◆ Task to carry out:
List, from the lines below, each one with "أيضا" in it.

(Data records)
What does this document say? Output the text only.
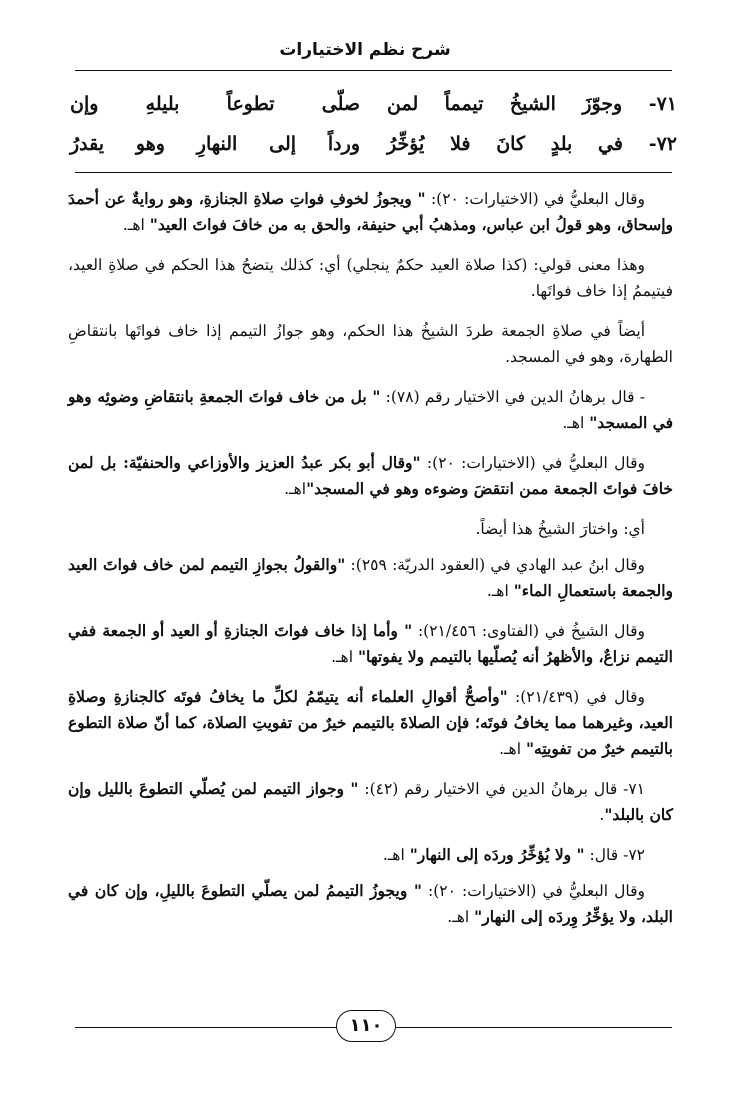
شرح نظم الاختيارات
٧١- وجوّزَ الشيخُ تيمماً لمن
صلّى تطوعاً بليلهِ وإن
٧٢- في بلدٍ كانَ فلا يُؤخِّرُ
ورداً إلى النهارِ وهو يقدرُ

وقال البعليُّ في (الاختيارات: ٢٠): " ويجوزُ لخوفِ فواتِ صلاةِ الجنازةِ، وهو روايةٌ عن أحمدَ وإسحاق، وهو قولُ ابن عباس، ومذهبُ أبي حنيفة، والحق به من خافَ فواتَ العيد" اهـ.

وهذا معنى قولي: (كذا صلاة العيد حكمٌ ينجلي) أي: كذلك يتضحُ هذا الحكم في صلاةِ العيد، فيتيممُ إذا خاف فواتَها.

أيضاً في صلاةِ الجمعة طردَ الشيخُ هذا الحكم، وهو جوازُ التيمم إذا خاف فواتَها بانتقاضِ الطهارة، وهو في المسجد.

- قال برهانُ الدين في الاختيار رقم (٧٨): " بل من خاف فواتَ الجمعةِ بانتقاضِ وضوئِه وهو في المسجد" اهـ.

وقال البعليُّ في (الاختيارات: ٢٠): "وقال أبو بكر عبدُ العزيز والأوزاعي والحنفيّة: بل لمن خافَ فواتَ الجمعة ممن انتقضَ وضوءه وهو في المسجد"اهـ.

أي: واختارَ الشيخُ هذا أيضاً.

وقال ابنُ عبد الهادي في (العقود الدريّة: ٢٥٩): "والقولُ بجوازِ التيمم لمن خاف فواتَ العيد والجمعة باستعمالِ الماء" اهـ.

وقال الشيخُ في (الفتاوى: ٢١/٤٥٦): " وأما إذا خاف فواتَ الجنازةِ أو العيد أو الجمعة ففي التيمم نزاعٌ، والأظهرُ أنه يُصلّيها بالتيمم ولا يفوتها" اهـ.

وقال في (٢١/٤٣٩): "وأصحُّ أقوالِ العلماء أنه يتيمّمُ لكلِّ ما يخافُ فوتَه كالجنازةِ وصلاةِ العيد، وغيرهما مما يخافُ فوتَه؛ فإن الصلاةَ بالتيمم خيرٌ من تفويتِ الصلاة، كما أنّ صلاة التطوع بالتيمم خيرٌ من تفويتِه" اهـ.

٧١- قال برهانُ الدين في الاختيار رقم (٤٢): " وجواز التيمم لمن يُصلّي التطوعَ بالليل وإن كان بالبلد".

٧٢- قال: " ولا يُؤخِّرُ وردَه إلى النهار" اهـ.

وقال البعليُّ في (الاختيارات: ٢٠): " ويجوزُ التيممُ لمن يصلّي التطوعَ بالليلِ، وإن كان في البلد، ولا يؤخِّرُ وِردَه إلى النهار" اهـ.

١١٠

◆ Exercise solution:
أيضاً في صلاةِ الجمعة طردَ الشيخُ هذا الحكم، وهو جوازُ التيمم إذا خاف فواتَها بانتقاضِ الطهارة، وهو في المسجد.
أي: واختارَ الشيخُ هذا أيضاً.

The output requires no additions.